> WORK INSTRUCTIONS: Leaving out the pictures, retype all the material exactly.

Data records
+-------+
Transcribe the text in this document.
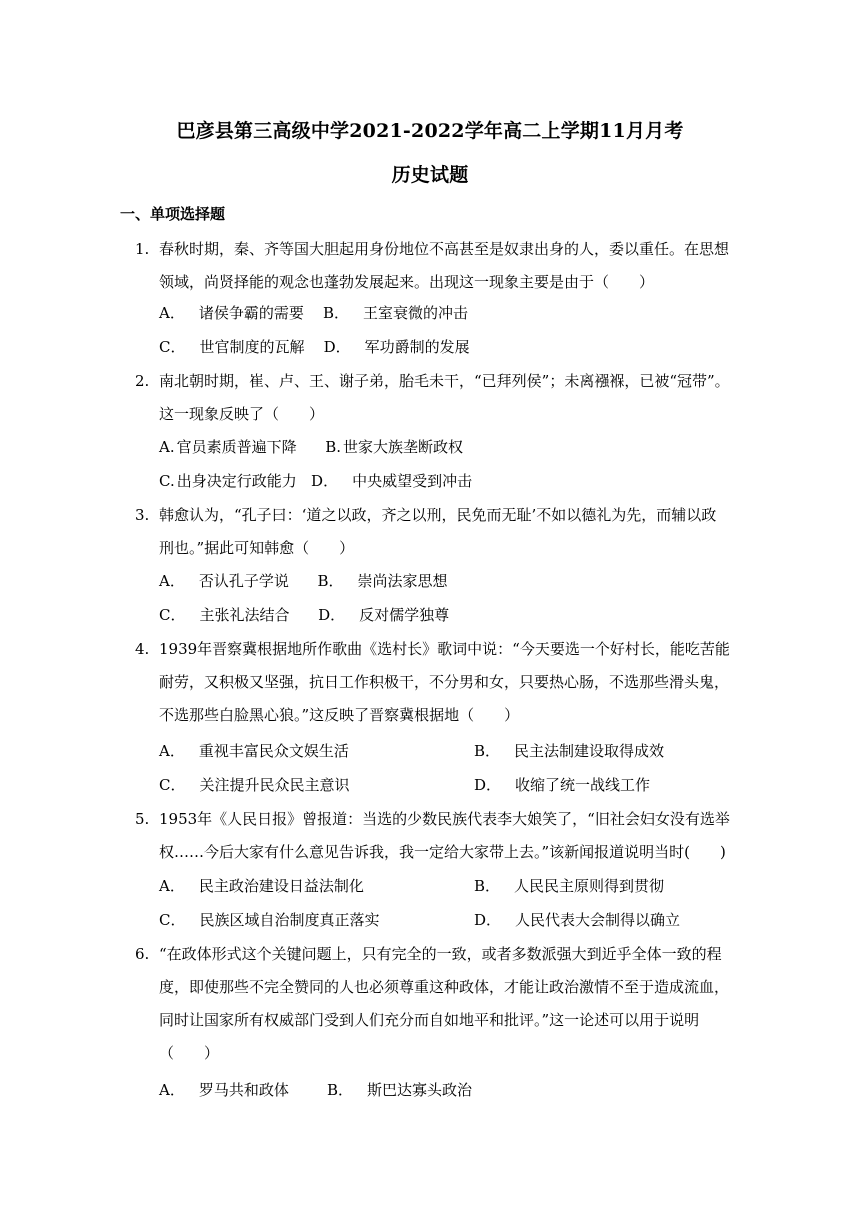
巴彦县第三高级中学2021-2022学年高二上学期11月月考
历史试题
一、单项选择题
1. 春秋时期，秦、齐等国大胆起用身份地位不高甚至是奴隶出身的人，委以重任。在思想
领域，尚贤择能的观念也蓬勃发展起来。出现这一现象主要是由于（　　）
A． 诸侯争霸的需要 B． 王室衰微的冲击
C． 世官制度的瓦解 D． 军功爵制的发展
2. 南北朝时期，崔、卢、王、谢子弟，胎毛未干，“已拜列侯”；未离襁褓，已被“冠带”。
这一现象反映了（　　）
A. 官员素质普遍下降 B. 世家大族垄断政权
C. 出身决定行政能力 D． 中央威望受到冲击
3. 韩愈认为，“孔子曰：‘道之以政，齐之以刑，民免而无耻’不如以德礼为先，而辅以政
刑也。”据此可知韩愈（　　）
A． 否认孔子学说 B． 崇尚法家思想
C． 主张礼法结合 D． 反对儒学独尊
4. 1939年晋察冀根据地所作歌曲《选村长》歌词中说：“今天要选一个好村长，能吃苦能
耐劳，又积极又坚强，抗日工作积极干，不分男和女，只要热心肠，不选那些滑头鬼，
不选那些白脸黑心狼。”这反映了晋察冀根据地（　　）
A． 重视丰富民众文娱生活	B． 民主法制建设取得成效
C． 关注提升民众民主意识	D． 收缩了统一战线工作
5. 1953年《人民日报》曾报道：当选的少数民族代表李大娘笑了，“旧社会妇女没有选举
权……今后大家有什么意见告诉我，我一定给大家带上去。”该新闻报道说明当时(　　)
A． 民主政治建设日益法制化	B． 人民民主原则得到贯彻
C． 民族区域自治制度真正落实	D． 人民代表大会制得以确立
6. “在政体形式这个关键问题上，只有完全的一致，或者多数派强大到近乎全体一致的程
度，即使那些不完全赞同的人也必须尊重这种政体，才能让政治激情不至于造成流血，
同时让国家所有权威部门受到人们充分而自如地平和批评。”这一论述可以用于说明
（　　）
A． 罗马共和政体	B． 斯巴达寡头政治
+-------+
> THE COMPLETED TASK:
Transcribe the text in this document.
巴彦县第三高级中学2021-2022学年高二上学期11月月考
历史试题
一、单项选择题
1. 春秋时期，秦、齐等国大胆起用身份地位不高甚至是奴隶出身的人，委以重任。在思想
领域，尚贤择能的观念也蓬勃发展起来。出现这一现象主要是由于（　　）
A． 诸侯争霸的需要 B． 王室衰微的冲击
C． 世官制度的瓦解 D． 军功爵制的发展
2. 南北朝时期，崔、卢、王、谢子弟，胎毛未干，“已拜列侯”；未离襁褓，已被“冠带”。
这一现象反映了（　　）
A. 官员素质普遍下降 B. 世家大族垄断政权
C. 出身决定行政能力 D． 中央威望受到冲击
3. 韩愈认为，“孔子曰：‘道之以政，齐之以刑，民免而无耻’不如以德礼为先，而辅以政
刑也。”据此可知韩愈（　　）
A． 否认孔子学说 B． 崇尚法家思想
C． 主张礼法结合 D． 反对儒学独尊
4. 1939年晋察冀根据地所作歌曲《选村长》歌词中说：“今天要选一个好村长，能吃苦能
耐劳，又积极又坚强，抗日工作积极干，不分男和女，只要热心肠，不选那些滑头鬼，
不选那些白脸黑心狼。”这反映了晋察冀根据地（　　）
A． 重视丰富民众文娱生活	B． 民主法制建设取得成效
C． 关注提升民众民主意识	D． 收缩了统一战线工作
5. 1953年《人民日报》曾报道：当选的少数民族代表李大娘笑了，“旧社会妇女没有选举
权……今后大家有什么意见告诉我，我一定给大家带上去。”该新闻报道说明当时(　　)
A． 民主政治建设日益法制化	B． 人民民主原则得到贯彻
C． 民族区域自治制度真正落实	D． 人民代表大会制得以确立
6. “在政体形式这个关键问题上，只有完全的一致，或者多数派强大到近乎全体一致的程
度，即使那些不完全赞同的人也必须尊重这种政体，才能让政治激情不至于造成流血，
同时让国家所有权威部门受到人们充分而自如地平和批评。”这一论述可以用于说明
（　　）
A． 罗马共和政体	B． 斯巴达寡头政治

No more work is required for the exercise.